→ **Set problem**: Copy each line below without leaving any out.

* start Records for processing *

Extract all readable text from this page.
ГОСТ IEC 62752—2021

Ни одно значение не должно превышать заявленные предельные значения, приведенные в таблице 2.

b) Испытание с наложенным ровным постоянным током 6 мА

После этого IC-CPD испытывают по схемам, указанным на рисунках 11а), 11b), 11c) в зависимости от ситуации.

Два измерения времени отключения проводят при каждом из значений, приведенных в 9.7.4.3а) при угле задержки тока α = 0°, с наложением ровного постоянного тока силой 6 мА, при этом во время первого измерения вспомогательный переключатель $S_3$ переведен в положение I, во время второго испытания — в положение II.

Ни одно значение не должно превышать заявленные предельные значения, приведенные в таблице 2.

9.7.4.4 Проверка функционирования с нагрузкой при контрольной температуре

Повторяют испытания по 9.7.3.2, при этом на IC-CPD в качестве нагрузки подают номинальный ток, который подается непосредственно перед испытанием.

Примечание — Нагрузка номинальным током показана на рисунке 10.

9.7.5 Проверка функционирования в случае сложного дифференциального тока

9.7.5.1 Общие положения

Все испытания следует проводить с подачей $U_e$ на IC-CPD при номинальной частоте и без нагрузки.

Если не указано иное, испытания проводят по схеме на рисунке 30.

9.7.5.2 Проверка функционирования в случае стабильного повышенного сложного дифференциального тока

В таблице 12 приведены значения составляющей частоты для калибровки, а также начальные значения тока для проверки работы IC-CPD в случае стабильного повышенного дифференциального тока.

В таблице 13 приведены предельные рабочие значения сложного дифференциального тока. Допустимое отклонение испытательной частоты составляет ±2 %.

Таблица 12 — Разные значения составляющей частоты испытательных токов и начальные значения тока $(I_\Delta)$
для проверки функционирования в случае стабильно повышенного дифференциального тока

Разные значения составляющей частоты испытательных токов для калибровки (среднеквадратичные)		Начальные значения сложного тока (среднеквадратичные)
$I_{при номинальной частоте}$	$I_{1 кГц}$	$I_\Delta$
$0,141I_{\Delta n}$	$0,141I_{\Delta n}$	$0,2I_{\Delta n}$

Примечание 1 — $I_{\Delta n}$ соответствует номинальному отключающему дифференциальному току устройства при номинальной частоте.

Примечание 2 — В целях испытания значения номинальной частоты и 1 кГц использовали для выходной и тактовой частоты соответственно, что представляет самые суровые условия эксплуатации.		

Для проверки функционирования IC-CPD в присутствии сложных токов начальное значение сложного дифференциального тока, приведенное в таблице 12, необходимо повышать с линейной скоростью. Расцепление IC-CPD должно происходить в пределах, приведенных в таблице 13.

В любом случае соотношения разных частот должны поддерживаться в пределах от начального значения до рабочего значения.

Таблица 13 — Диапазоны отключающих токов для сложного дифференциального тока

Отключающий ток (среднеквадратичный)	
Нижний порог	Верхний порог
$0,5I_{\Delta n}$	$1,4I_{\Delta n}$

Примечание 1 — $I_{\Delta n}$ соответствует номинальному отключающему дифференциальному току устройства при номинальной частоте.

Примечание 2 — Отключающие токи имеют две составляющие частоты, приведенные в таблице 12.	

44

* end Records for processing *

→ **Written answer**:
Extract all readable text from this page.
ГОСТ IEC 62752—2021

Ни одно значение не должно превышать заявленные предельные значения, приведенные в таблице 2.

b) Испытание с наложенным ровным постоянным током 6 мА

После этого IC-CPD испытывают по схемам, указанным на рисунках 11а), 11b), 11c) в зависимости от ситуации.

Два измерения времени отключения проводят при каждом из значений, приведенных в 9.7.4.3а) при угле задержки тока α = 0°, с наложением ровного постоянного тока силой 6 мА, при этом во время первого измерения вспомогательный переключатель $S_3$ переведен в положение I, во время второго испытания — в положение II.

Ни одно значение не должно превышать заявленные предельные значения, приведенные в таблице 2.

9.7.4.4 Проверка функционирования с нагрузкой при контрольной температуре

Повторяют испытания по 9.7.3.2, при этом на IC-CPD в качестве нагрузки подают номинальный ток, который подается непосредственно перед испытанием.

Примечание — Нагрузка номинальным током показана на рисунке 10.

9.7.5 Проверка функционирования в случае сложного дифференциального тока

9.7.5.1 Общие положения

Все испытания следует проводить с подачей $U_e$ на IC-CPD при номинальной частоте и без нагрузки.

Если не указано иное, испытания проводят по схеме на рисунке 30.

9.7.5.2 Проверка функционирования в случае стабильного повышенного сложного дифференциального тока

В таблице 12 приведены значения составляющей частоты для калибровки, а также начальные значения тока для проверки работы IC-CPD в случае стабильного повышенного дифференциального тока.

В таблице 13 приведены предельные рабочие значения сложного дифференциального тока. Допустимое отклонение испытательной частоты составляет ±2 %.

Таблица 12 — Разные значения составляющей частоты испытательных токов и начальные значения тока $(I_\Delta)$
для проверки функционирования в случае стабильно повышенного дифференциального тока

Разные значения составляющей частоты испытательных токов для калибровки (среднеквадратичные)		Начальные значения сложного тока (среднеквадратичные)
$I_{при номинальной частоте}$	$I_{1 кГц}$	$I_\Delta$
$0,141I_{\Delta n}$	$0,141I_{\Delta n}$	$0,2I_{\Delta n}$

Примечание 1 — $I_{\Delta n}$ соответствует номинальному отключающему дифференциальному току устройства при номинальной частоте.

Примечание 2 — В целях испытания значения номинальной частоты и 1 кГц использовали для выходной и тактовой частоты соответственно, что представляет самые суровые условия эксплуатации.		

Для проверки функционирования IC-CPD в присутствии сложных токов начальное значение сложного дифференциального тока, приведенное в таблице 12, необходимо повышать с линейной скоростью. Расцепление IC-CPD должно происходить в пределах, приведенных в таблице 13.

В любом случае соотношения разных частот должны поддерживаться в пределах от начального значения до рабочего значения.

Таблица 13 — Диапазоны отключающих токов для сложного дифференциального тока

Отключающий ток (среднеквадратичный)	
Нижний порог	Верхний порог
$0,5I_{\Delta n}$	$1,4I_{\Delta n}$

Примечание 1 — $I_{\Delta n}$ соответствует номинальному отключающему дифференциальному току устройства при номинальной частоте.

Примечание 2 — Отключающие токи имеют две составляющие частоты, приведенные в таблице 12.	

44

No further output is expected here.